Data entries for graphics:
········
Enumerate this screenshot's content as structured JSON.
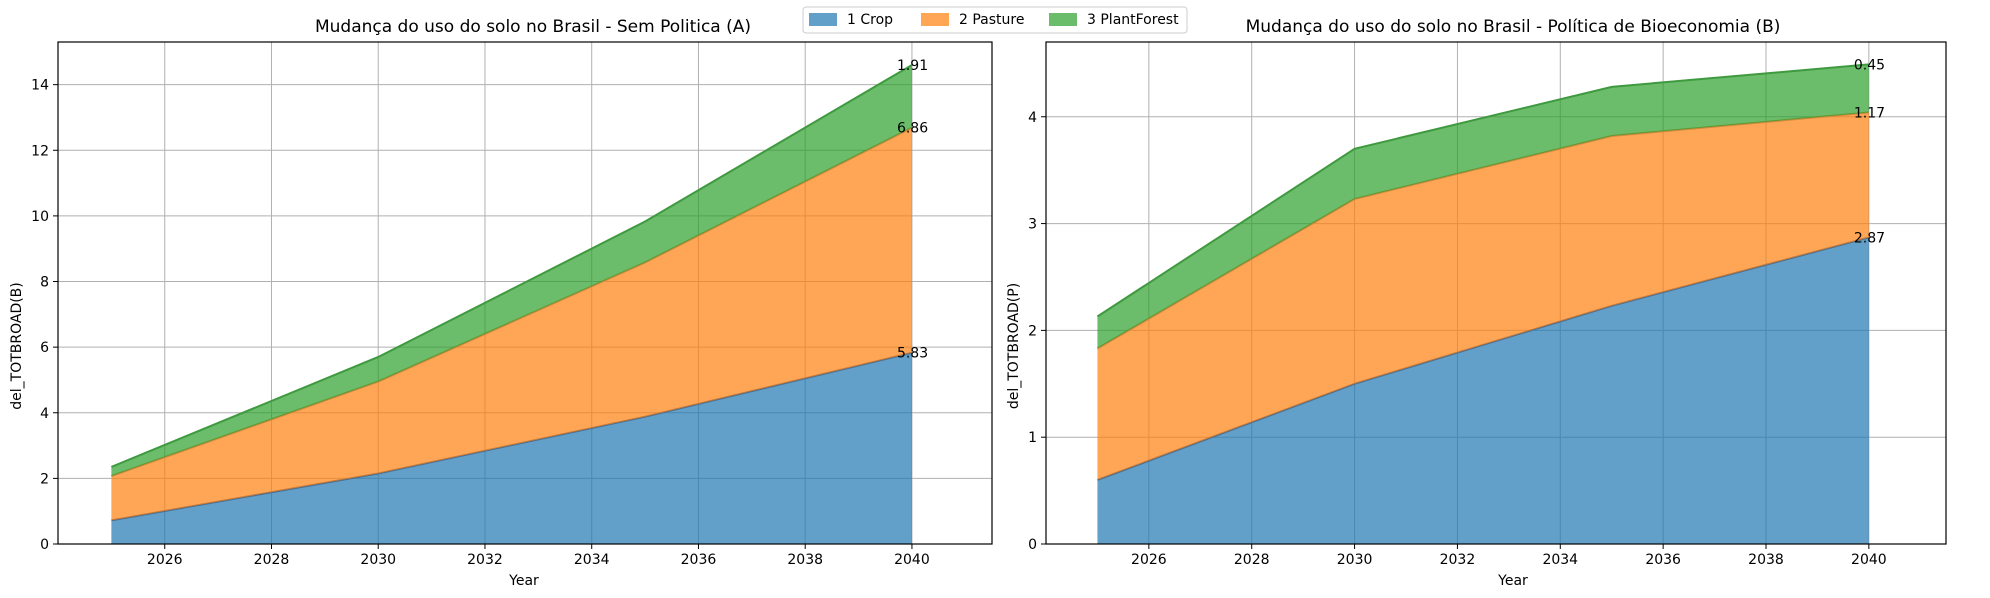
{
  "colors": {
    "crop": "#1f77b4",
    "pasture": "#ff7f0e",
    "plantforest": "#2ca02c"
  },
  "legend": {
    "placement": "top-center",
    "items": [
      {
        "label": "1 Crop",
        "key": "crop"
      },
      {
        "label": "2 Pasture",
        "key": "pasture"
      },
      {
        "label": "3 PlantForest",
        "key": "plantforest"
      }
    ]
  },
  "chart_data": [
    {
      "type": "area",
      "stacked": true,
      "title": "Mudança do uso do solo no Brasil - Sem Politica (A)",
      "xlabel": "Year",
      "ylabel": "del_TOTBROAD(B)",
      "x": [
        2025,
        2030,
        2035,
        2040
      ],
      "xlim": [
        2024,
        2041.5
      ],
      "ylim": [
        0,
        15.3
      ],
      "xticks": [
        2026,
        2028,
        2030,
        2032,
        2034,
        2036,
        2038,
        2040
      ],
      "yticks": [
        0,
        2,
        4,
        6,
        8,
        10,
        12,
        14
      ],
      "grid": true,
      "series": [
        {
          "name": "1 Crop",
          "key": "crop",
          "values": [
            0.72,
            2.15,
            3.88,
            5.83
          ]
        },
        {
          "name": "2 Pasture",
          "key": "pasture",
          "values": [
            1.35,
            2.8,
            4.7,
            6.86
          ]
        },
        {
          "name": "3 PlantForest",
          "key": "plantforest",
          "values": [
            0.28,
            0.75,
            1.25,
            1.91
          ]
        }
      ],
      "annotations": [
        {
          "text": "5.83",
          "x": 2040,
          "y": 5.83
        },
        {
          "text": "6.86",
          "x": 2040,
          "y": 12.69
        },
        {
          "text": "1.91",
          "x": 2040,
          "y": 14.6
        }
      ]
    },
    {
      "type": "area",
      "stacked": true,
      "title": "Mudança do uso do solo no Brasil - Política de Bioeconomia (B)",
      "xlabel": "Year",
      "ylabel": "del_TOTBROAD(P)",
      "x": [
        2025,
        2030,
        2035,
        2040
      ],
      "xlim": [
        2024,
        2041.5
      ],
      "ylim": [
        0,
        4.7
      ],
      "xticks": [
        2026,
        2028,
        2030,
        2032,
        2034,
        2036,
        2038,
        2040
      ],
      "yticks": [
        0,
        1,
        2,
        3,
        4
      ],
      "grid": true,
      "series": [
        {
          "name": "1 Crop",
          "key": "crop",
          "values": [
            0.6,
            1.5,
            2.23,
            2.87
          ]
        },
        {
          "name": "2 Pasture",
          "key": "pasture",
          "values": [
            1.23,
            1.73,
            1.59,
            1.17
          ]
        },
        {
          "name": "3 PlantForest",
          "key": "plantforest",
          "values": [
            0.3,
            0.47,
            0.46,
            0.45
          ]
        }
      ],
      "annotations": [
        {
          "text": "2.87",
          "x": 2040,
          "y": 2.87
        },
        {
          "text": "1.17",
          "x": 2040,
          "y": 4.04
        },
        {
          "text": "0.45",
          "x": 2040,
          "y": 4.49
        }
      ]
    }
  ]
}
········
● Exercise
From the entries above, copy every line that holds the word "ylabel".

● Answer below
      "ylabel": "del_TOTBROAD(B)",
      "ylabel": "del_TOTBROAD(P)",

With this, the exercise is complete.